-- START GIVEN ENTRIES --

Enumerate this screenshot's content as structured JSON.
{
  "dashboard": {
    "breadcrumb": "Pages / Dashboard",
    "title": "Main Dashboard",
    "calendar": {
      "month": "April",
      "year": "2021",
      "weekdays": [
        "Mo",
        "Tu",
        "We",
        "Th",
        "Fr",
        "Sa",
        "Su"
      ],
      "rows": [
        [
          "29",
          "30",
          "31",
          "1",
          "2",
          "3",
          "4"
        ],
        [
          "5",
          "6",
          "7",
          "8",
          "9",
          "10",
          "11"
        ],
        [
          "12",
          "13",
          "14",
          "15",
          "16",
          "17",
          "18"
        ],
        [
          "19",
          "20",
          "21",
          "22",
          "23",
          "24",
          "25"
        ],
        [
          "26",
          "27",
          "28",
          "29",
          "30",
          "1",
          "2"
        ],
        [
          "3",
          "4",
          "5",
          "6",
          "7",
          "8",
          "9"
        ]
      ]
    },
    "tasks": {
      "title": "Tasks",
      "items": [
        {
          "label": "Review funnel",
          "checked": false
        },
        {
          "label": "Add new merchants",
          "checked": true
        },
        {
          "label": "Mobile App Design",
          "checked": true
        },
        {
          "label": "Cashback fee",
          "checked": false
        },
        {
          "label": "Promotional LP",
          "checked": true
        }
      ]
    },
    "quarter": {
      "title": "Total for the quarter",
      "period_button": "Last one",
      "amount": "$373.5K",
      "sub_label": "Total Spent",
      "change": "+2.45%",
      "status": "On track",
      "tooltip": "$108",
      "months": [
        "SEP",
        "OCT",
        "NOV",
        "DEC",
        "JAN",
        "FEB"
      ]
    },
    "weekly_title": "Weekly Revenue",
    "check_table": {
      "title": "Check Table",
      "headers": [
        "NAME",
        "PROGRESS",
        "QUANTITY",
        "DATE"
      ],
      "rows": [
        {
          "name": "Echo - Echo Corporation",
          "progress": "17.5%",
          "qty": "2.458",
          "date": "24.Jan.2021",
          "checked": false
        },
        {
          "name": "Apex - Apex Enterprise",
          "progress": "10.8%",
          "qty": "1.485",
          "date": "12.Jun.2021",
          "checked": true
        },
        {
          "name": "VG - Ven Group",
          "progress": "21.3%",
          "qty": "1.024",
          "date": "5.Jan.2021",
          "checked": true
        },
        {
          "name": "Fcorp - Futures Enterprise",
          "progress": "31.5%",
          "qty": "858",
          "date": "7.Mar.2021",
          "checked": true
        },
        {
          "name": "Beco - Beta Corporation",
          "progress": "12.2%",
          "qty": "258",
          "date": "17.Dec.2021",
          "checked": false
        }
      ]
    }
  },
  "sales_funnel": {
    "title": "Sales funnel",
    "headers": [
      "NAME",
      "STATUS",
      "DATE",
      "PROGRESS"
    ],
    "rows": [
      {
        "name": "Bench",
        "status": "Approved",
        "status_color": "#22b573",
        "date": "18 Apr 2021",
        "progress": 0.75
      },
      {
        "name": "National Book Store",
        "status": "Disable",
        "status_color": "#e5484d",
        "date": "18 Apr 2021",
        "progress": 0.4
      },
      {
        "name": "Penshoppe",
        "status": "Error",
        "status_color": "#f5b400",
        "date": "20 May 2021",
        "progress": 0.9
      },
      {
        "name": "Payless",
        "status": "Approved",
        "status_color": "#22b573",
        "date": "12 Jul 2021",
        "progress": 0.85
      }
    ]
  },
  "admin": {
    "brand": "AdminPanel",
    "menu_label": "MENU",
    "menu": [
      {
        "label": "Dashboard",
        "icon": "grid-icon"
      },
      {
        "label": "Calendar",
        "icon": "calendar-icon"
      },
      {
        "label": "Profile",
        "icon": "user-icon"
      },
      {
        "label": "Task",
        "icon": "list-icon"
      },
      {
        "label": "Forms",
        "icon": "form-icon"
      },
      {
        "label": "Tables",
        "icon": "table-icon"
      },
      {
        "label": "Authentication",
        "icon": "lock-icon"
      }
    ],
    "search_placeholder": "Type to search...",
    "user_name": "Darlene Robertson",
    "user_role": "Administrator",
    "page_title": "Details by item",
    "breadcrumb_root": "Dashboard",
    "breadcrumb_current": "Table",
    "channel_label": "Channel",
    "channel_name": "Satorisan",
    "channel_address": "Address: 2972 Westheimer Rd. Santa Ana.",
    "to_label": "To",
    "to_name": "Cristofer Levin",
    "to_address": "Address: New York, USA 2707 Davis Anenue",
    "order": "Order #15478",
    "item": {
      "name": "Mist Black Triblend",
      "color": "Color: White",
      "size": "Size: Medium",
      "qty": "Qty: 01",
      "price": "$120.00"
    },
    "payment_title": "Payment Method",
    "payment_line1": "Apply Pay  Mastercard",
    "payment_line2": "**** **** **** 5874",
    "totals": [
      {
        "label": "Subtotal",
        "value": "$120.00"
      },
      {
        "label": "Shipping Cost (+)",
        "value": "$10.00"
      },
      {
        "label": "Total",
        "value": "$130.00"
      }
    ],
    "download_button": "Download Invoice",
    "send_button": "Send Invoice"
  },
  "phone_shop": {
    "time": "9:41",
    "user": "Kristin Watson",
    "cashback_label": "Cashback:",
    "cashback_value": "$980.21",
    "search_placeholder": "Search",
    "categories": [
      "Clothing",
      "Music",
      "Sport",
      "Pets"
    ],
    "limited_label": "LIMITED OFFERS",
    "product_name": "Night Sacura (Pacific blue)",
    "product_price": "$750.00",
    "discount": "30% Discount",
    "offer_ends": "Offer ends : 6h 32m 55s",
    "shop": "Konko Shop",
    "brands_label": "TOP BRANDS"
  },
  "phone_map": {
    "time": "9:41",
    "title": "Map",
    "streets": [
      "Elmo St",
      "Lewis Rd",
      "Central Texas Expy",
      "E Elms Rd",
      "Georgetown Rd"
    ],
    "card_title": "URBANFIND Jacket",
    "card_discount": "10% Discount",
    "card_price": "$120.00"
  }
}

-- END GIVEN ENTRIES --

JOB: Here, the records must be output exactly and in full.

SOLUTION TO THIS TASK:
Enumerate this screenshot's content as structured JSON.
{
  "dashboard": {
    "breadcrumb": "Pages / Dashboard",
    "title": "Main Dashboard",
    "calendar": {
      "month": "April",
      "year": "2021",
      "weekdays": [
        "Mo",
        "Tu",
        "We",
        "Th",
        "Fr",
        "Sa",
        "Su"
      ],
      "rows": [
        [
          "29",
          "30",
          "31",
          "1",
          "2",
          "3",
          "4"
        ],
        [
          "5",
          "6",
          "7",
          "8",
          "9",
          "10",
          "11"
        ],
        [
          "12",
          "13",
          "14",
          "15",
          "16",
          "17",
          "18"
        ],
        [
          "19",
          "20",
          "21",
          "22",
          "23",
          "24",
          "25"
        ],
        [
          "26",
          "27",
          "28",
          "29",
          "30",
          "1",
          "2"
        ],
        [
          "3",
          "4",
          "5",
          "6",
          "7",
          "8",
          "9"
        ]
      ]
    },
    "tasks": {
      "title": "Tasks",
      "items": [
        {
          "label": "Review funnel",
          "checked": false
        },
        {
          "label": "Add new merchants",
          "checked": true
        },
        {
          "label": "Mobile App Design",
          "checked": true
        },
        {
          "label": "Cashback fee",
          "checked": false
        },
        {
          "label": "Promotional LP",
          "checked": true
        }
      ]
    },
    "quarter": {
      "title": "Total for the quarter",
      "period_button": "Last one",
      "amount": "$373.5K",
      "sub_label": "Total Spent",
      "change": "+2.45%",
      "status": "On track",
      "tooltip": "$108",
      "months": [
        "SEP",
        "OCT",
        "NOV",
        "DEC",
        "JAN",
        "FEB"
      ]
    },
    "weekly_title": "Weekly Revenue",
    "check_table": {
      "title": "Check Table",
      "headers": [
        "NAME",
        "PROGRESS",
        "QUANTITY",
        "DATE"
      ],
      "rows": [
        {
          "name": "Echo - Echo Corporation",
          "progress": "17.5%",
          "qty": "2.458",
          "date": "24.Jan.2021",
          "checked": false
        },
        {
          "name": "Apex - Apex Enterprise",
          "progress": "10.8%",
          "qty": "1.485",
          "date": "12.Jun.2021",
          "checked": true
        },
        {
          "name": "VG - Ven Group",
          "progress": "21.3%",
          "qty": "1.024",
          "date": "5.Jan.2021",
          "checked": true
        },
        {
          "name": "Fcorp - Futures Enterprise",
          "progress": "31.5%",
          "qty": "858",
          "date": "7.Mar.2021",
          "checked": true
        },
        {
          "name": "Beco - Beta Corporation",
          "progress": "12.2%",
          "qty": "258",
          "date": "17.Dec.2021",
          "checked": false
        }
      ]
    }
  },
  "sales_funnel": {
    "title": "Sales funnel",
    "headers": [
      "NAME",
      "STATUS",
      "DATE",
      "PROGRESS"
    ],
    "rows": [
      {
        "name": "Bench",
        "status": "Approved",
        "status_color": "#22b573",
        "date": "18 Apr 2021",
        "progress": 0.75
      },
      {
        "name": "National Book Store",
        "status": "Disable",
        "status_color": "#e5484d",
        "date": "18 Apr 2021",
        "progress": 0.4
      },
      {
        "name": "Penshoppe",
        "status": "Error",
        "status_color": "#f5b400",
        "date": "20 May 2021",
        "progress": 0.9
      },
      {
        "name": "Payless",
        "status": "Approved",
        "status_color": "#22b573",
        "date": "12 Jul 2021",
        "progress": 0.85
      }
    ]
  },
  "admin": {
    "brand": "AdminPanel",
    "menu_label": "MENU",
    "menu": [
      {
        "label": "Dashboard",
        "icon": "grid-icon"
      },
      {
        "label": "Calendar",
        "icon": "calendar-icon"
      },
      {
        "label": "Profile",
        "icon": "user-icon"
      },
      {
        "label": "Task",
        "icon": "list-icon"
      },
      {
        "label": "Forms",
        "icon": "form-icon"
      },
      {
        "label": "Tables",
        "icon": "table-icon"
      },
      {
        "label": "Authentication",
        "icon": "lock-icon"
      }
    ],
    "search_placeholder": "Type to search...",
    "user_name": "Darlene Robertson",
    "user_role": "Administrator",
    "page_title": "Details by item",
    "breadcrumb_root": "Dashboard",
    "breadcrumb_current": "Table",
    "channel_label": "Channel",
    "channel_name": "Satorisan",
    "channel_address": "Address: 2972 Westheimer Rd. Santa Ana.",
    "to_label": "To",
    "to_name": "Cristofer Levin",
    "to_address": "Address: New York, USA 2707 Davis Anenue",
    "order": "Order #15478",
    "item": {
      "name": "Mist Black Triblend",
      "color": "Color: White",
      "size": "Size: Medium",
      "qty": "Qty: 01",
      "price": "$120.00"
    },
    "payment_title": "Payment Method",
    "payment_line1": "Apply Pay  Mastercard",
    "payment_line2": "**** **** **** 5874",
    "totals": [
      {
        "label": "Subtotal",
        "value": "$120.00"
      },
      {
        "label": "Shipping Cost (+)",
        "value": "$10.00"
      },
      {
        "label": "Total",
        "value": "$130.00"
      }
    ],
    "download_button": "Download Invoice",
    "send_button": "Send Invoice"
  },
  "phone_shop": {
    "time": "9:41",
    "user": "Kristin Watson",
    "cashback_label": "Cashback:",
    "cashback_value": "$980.21",
    "search_placeholder": "Search",
    "categories": [
      "Clothing",
      "Music",
      "Sport",
      "Pets"
    ],
    "limited_label": "LIMITED OFFERS",
    "product_name": "Night Sacura (Pacific blue)",
    "product_price": "$750.00",
    "discount": "30% Discount",
    "offer_ends": "Offer ends : 6h 32m 55s",
    "shop": "Konko Shop",
    "brands_label": "TOP BRANDS"
  },
  "phone_map": {
    "time": "9:41",
    "title": "Map",
    "streets": [
      "Elmo St",
      "Lewis Rd",
      "Central Texas Expy",
      "E Elms Rd",
      "Georgetown Rd"
    ],
    "card_title": "URBANFIND Jacket",
    "card_discount": "10% Discount",
    "card_price": "$120.00"
  }
}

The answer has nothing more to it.